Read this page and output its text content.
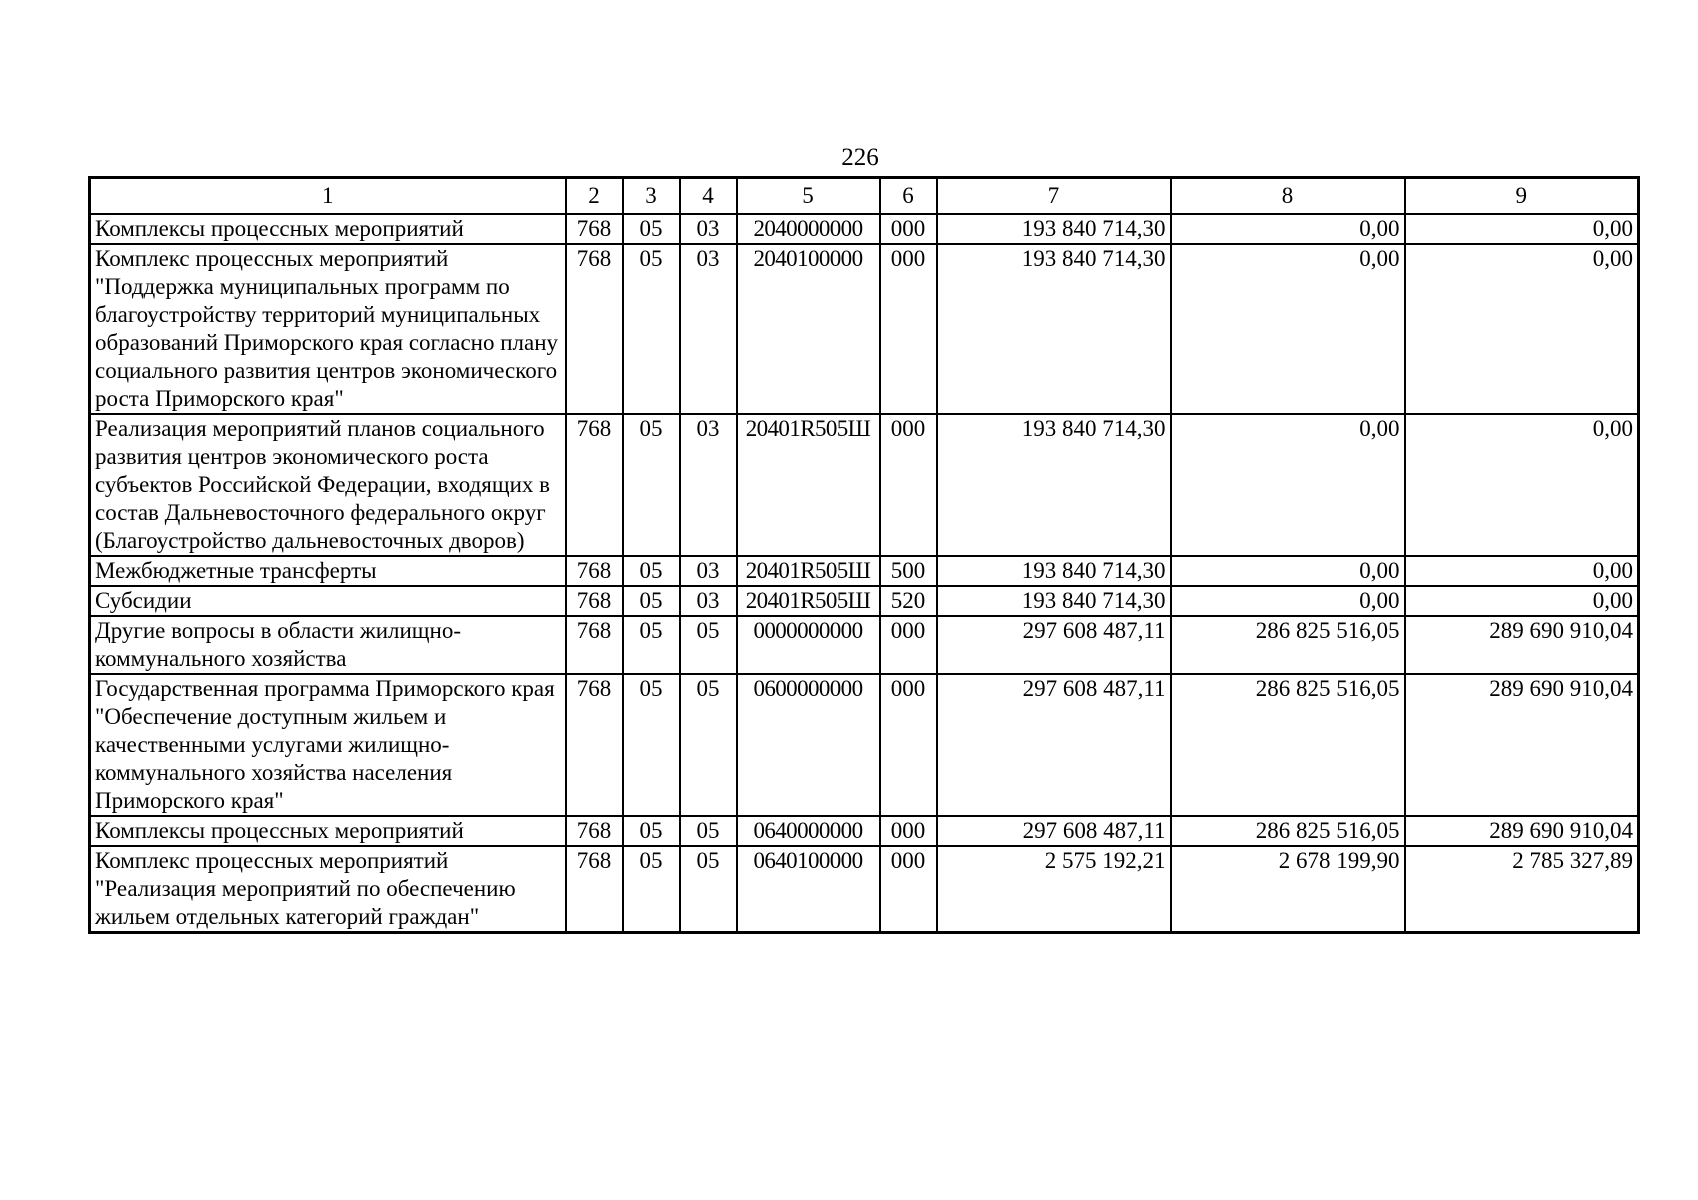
226
1	2	3	4	5	6	7	8	9
Комплексы процессных мероприятий	768	05	03	2040000000	000	193 840 714,30	0,00	0,00
Комплекс процессных мероприятий "Поддержка муниципальных программ по благоустройству территорий муниципальных образований Приморского края согласно плану социального развития центров экономического роста Приморского края"	768	05	03	2040100000	000	193 840 714,30	0,00	0,00
Реализация мероприятий планов социального развития центров экономического роста субъектов Российской Федерации, входящих в состав Дальневосточного федерального округ (Благоустройство дальневосточных дворов)	768	05	03	20401R505Ш	000	193 840 714,30	0,00	0,00
Межбюджетные трансферты	768	05	03	20401R505Ш	500	193 840 714,30	0,00	0,00
Субсидии	768	05	03	20401R505Ш	520	193 840 714,30	0,00	0,00
Другие вопросы в области жилищно-коммунального хозяйства	768	05	05	0000000000	000	297 608 487,11	286 825 516,05	289 690 910,04
Государственная программа Приморского края "Обеспечение доступным жильем и качественными услугами жилищно-коммунального хозяйства населения Приморского края"	768	05	05	0600000000	000	297 608 487,11	286 825 516,05	289 690 910,04
Комплексы процессных мероприятий	768	05	05	0640000000	000	297 608 487,11	286 825 516,05	289 690 910,04
Комплекс процессных мероприятий "Реализация мероприятий по обеспечению жильем отдельных категорий граждан"	768	05	05	0640100000	000	2 575 192,21	2 678 199,90	2 785 327,89
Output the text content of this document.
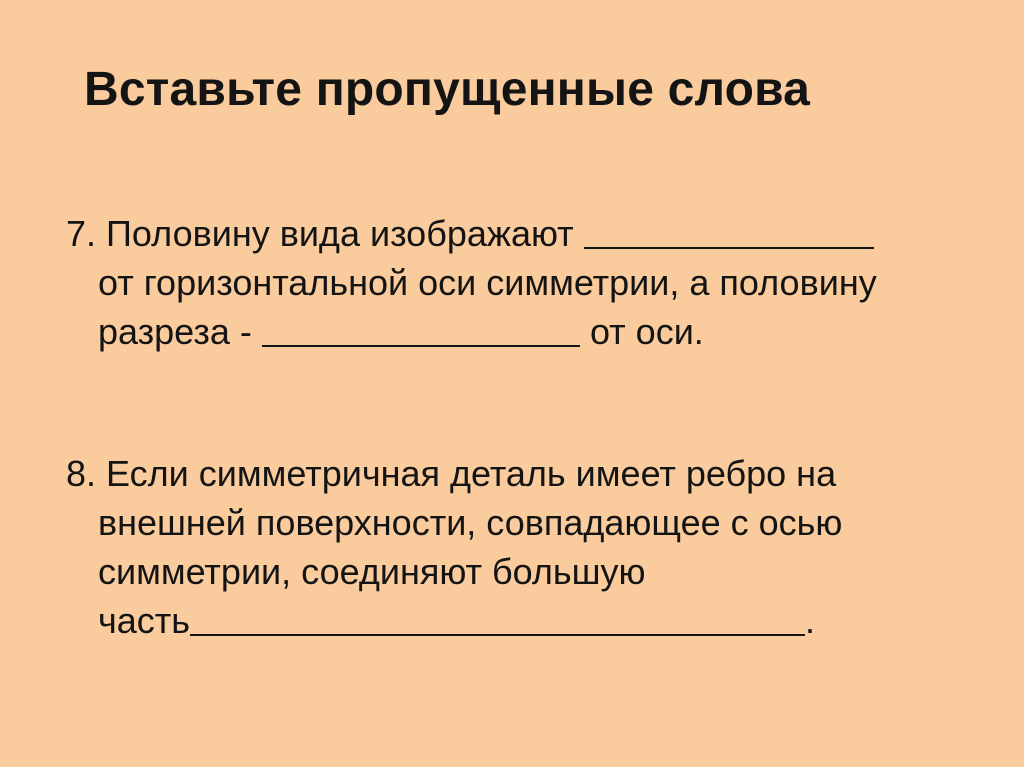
Вставьте пропущенные слова
7. Половину вида изображают
от горизонтальной оси симметрии, а половину
разреза -	от оси.
8. Если симметричная деталь имеет ребро на
внешней поверхности, совпадающее с осью
симметрии, соединяют большую
часть	.
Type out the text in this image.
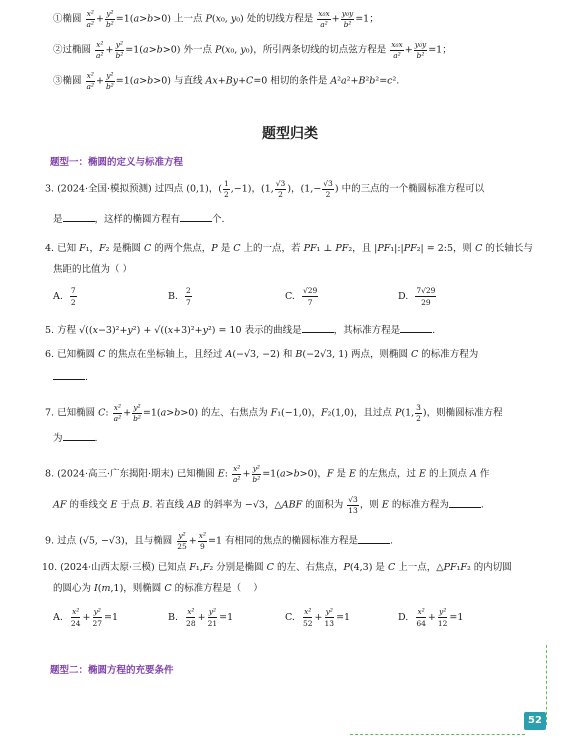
①椭圆 $\frac{\text{x²}}{\text{a²}} + \frac{\text{y²}}{\text{b²}} =1(a>b>0)$ 上一点 P(x₀, y₀) 处的切线方程是 $\frac{\text{x₀x}}{\text{a²}} + \frac{\text{y₀y}}{\text{b²}} =1$；
②过椭圆 $\frac{\text{x²}}{\text{a²}} + \frac{\text{y²}}{\text{b²}} =1(a>b>0)$ 外一点 P(x₀, y₀)，所引两条切线的切点弦方程是 $\frac{\text{x₀x}}{\text{a²}} + \frac{\text{y₀y}}{\text{b²}} =1$；
③椭圆 $\frac{\text{x²}}{\text{a²}} + \frac{\text{y²}}{\text{b²}} =1(a>b>0)$ 与直线 Ax+By+C=0 相切的条件是 A²a²+B²b²=c².
题型归类
题型一：椭圆的定义与标准方程
3. (2024·全国·模拟预测) 过四点 (0,1)，( $\frac{1}{2} ,-1$)，(1, $\frac{√3}{2}$ )，($1,- \frac{√3}{2}$ ) 中的三点的一个椭圆标准方程可以
是	，这样的椭圆方程有	个.
4. 已知 F₁，F₂ 是椭圆 C 的两个焦点，P 是 C 上的一点，若 PF₁ ⊥ PF₂，且 |PF₁|:|PF₂| = 2:5，则 C 的长轴长与
焦距的比值为（ ）
A. $\frac{7}{2}$	B. $\frac{2}{7}$	C. $\frac{√29}{7}$	D. $\frac{7√29}{29}$
5. 方程 √((x−3)²+y²) + √((x+3)²+y²) = 10 表示的曲线是	，其标准方程是	.
6. 已知椭圆 C 的焦点在坐标轴上，且经过 A(−√3, −2) 和 B(−2√3, 1) 两点，则椭圆 C 的标准方程为
.
7. 已知椭圆 C: $\frac{\text{x²}}{\text{a²}} + \frac{\text{y²}}{\text{b²}} =1(a>b>0)$ 的左、右焦点为 F₁(−1,0)，F₂(1,0)，且过点 P(1, $\frac{3}{2}$ )，则椭圆标准方程
为	.
8. (2024·高三·广东揭阳·期末) 已知椭圆 E: $\frac{\text{x²}}{\text{a²}} + \frac{\text{y²}}{\text{b²}} =1(a>b>0)$，F 是 E 的左焦点，过 E 的上顶点 A 作
AF 的垂线交 E 于点 B. 若直线 AB 的斜率为 −√3，△ABF 的面积为 $\frac{√3}{13}$ ，则 E 的标准方程为	.
9. 过点 (√5, −√3)，且与椭圆 $\frac{\text{y²}}{25} + \frac{\text{x²}}{9} =1$ 有相同的焦点的椭圆标准方程是	.
10. (2024·山西太原·三模) 已知点 F₁,F₂ 分别是椭圆 C 的左、右焦点，P(4,3) 是 C 上一点，△PF₁F₂ 的内切圆
的圆心为 I(m,1)，则椭圆 C 的标准方程是（    ）
A. $\frac{\text{x²}}{24} + \frac{\text{y²}}{27} =1$	B. $\frac{\text{x²}}{28} + \frac{\text{y²}}{21} =1$	C. $\frac{\text{x²}}{52} + \frac{\text{y²}}{13} =1$	D. $\frac{\text{x²}}{64} + \frac{\text{y²}}{12} =1$
题型二：椭圆方程的充要条件
52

THE PROBLEM. Among the entries above, how many lines hold the string "экономического"? Respond with nothing but the number.

TASK OUTPUT. 2